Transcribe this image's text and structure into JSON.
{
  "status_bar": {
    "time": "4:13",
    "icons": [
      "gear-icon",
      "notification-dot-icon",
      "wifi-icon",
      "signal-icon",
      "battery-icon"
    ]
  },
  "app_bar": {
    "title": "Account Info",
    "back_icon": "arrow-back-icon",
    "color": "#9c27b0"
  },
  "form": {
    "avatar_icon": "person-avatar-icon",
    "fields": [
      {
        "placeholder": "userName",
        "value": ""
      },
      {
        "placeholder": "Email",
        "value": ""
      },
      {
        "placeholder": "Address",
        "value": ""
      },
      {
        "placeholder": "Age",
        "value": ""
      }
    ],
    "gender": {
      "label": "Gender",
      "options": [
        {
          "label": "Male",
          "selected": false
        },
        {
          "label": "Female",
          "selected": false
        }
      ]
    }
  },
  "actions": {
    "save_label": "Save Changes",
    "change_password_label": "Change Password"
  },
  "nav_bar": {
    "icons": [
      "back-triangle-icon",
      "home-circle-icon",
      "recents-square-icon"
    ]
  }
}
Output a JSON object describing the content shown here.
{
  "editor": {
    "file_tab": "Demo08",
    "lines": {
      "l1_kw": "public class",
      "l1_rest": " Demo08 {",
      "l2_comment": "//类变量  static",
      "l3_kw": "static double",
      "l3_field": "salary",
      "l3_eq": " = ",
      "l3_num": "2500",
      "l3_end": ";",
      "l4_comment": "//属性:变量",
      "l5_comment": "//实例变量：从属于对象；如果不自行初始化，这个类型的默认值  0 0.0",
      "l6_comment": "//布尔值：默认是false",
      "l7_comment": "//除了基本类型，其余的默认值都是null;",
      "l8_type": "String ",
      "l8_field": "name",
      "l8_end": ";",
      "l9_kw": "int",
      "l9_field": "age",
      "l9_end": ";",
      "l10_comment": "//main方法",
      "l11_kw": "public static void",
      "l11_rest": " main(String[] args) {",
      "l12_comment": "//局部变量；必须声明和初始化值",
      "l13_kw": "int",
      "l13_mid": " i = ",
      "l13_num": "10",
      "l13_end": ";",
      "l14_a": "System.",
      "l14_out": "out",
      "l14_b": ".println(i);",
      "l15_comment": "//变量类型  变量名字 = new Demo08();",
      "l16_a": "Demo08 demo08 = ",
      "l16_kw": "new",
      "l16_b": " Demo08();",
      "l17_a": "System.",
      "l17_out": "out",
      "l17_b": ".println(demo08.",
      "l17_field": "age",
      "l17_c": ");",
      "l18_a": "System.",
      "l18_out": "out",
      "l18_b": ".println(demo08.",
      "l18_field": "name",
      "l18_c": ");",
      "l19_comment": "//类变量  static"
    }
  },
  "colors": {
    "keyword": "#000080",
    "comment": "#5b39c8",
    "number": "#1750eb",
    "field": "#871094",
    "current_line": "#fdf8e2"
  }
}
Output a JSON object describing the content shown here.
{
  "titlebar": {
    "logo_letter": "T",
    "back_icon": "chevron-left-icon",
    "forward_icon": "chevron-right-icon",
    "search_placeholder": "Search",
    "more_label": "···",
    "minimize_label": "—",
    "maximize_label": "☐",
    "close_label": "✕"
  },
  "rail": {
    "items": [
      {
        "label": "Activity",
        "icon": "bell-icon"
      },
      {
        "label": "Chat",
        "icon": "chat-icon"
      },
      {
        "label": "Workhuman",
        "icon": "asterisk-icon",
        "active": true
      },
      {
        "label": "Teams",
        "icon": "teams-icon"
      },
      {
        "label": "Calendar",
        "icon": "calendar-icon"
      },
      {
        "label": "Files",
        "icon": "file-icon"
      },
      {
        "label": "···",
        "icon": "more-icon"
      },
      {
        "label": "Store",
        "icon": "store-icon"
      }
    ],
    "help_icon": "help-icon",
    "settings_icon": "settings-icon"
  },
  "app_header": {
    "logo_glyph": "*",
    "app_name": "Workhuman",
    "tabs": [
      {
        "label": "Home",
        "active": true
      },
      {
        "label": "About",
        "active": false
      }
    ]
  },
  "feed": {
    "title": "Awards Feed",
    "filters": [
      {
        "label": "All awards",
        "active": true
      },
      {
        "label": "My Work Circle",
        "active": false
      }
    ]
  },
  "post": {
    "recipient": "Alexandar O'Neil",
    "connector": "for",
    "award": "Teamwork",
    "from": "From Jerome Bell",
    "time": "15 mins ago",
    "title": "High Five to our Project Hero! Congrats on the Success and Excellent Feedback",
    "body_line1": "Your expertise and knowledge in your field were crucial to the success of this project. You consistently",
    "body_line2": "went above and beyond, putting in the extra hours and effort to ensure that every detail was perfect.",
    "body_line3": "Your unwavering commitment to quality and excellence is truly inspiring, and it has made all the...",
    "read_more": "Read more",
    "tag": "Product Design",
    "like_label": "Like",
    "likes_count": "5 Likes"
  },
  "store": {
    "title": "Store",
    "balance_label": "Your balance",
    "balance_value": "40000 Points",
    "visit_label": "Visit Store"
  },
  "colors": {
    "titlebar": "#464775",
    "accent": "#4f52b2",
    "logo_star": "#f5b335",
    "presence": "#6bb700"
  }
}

+---+

## DIRECTIVE
Gather each line in the data that holds the string "Workhuman".

## WRITTEN RESPONSE
        "label": "Workhuman",
    "app_name": "Workhuman",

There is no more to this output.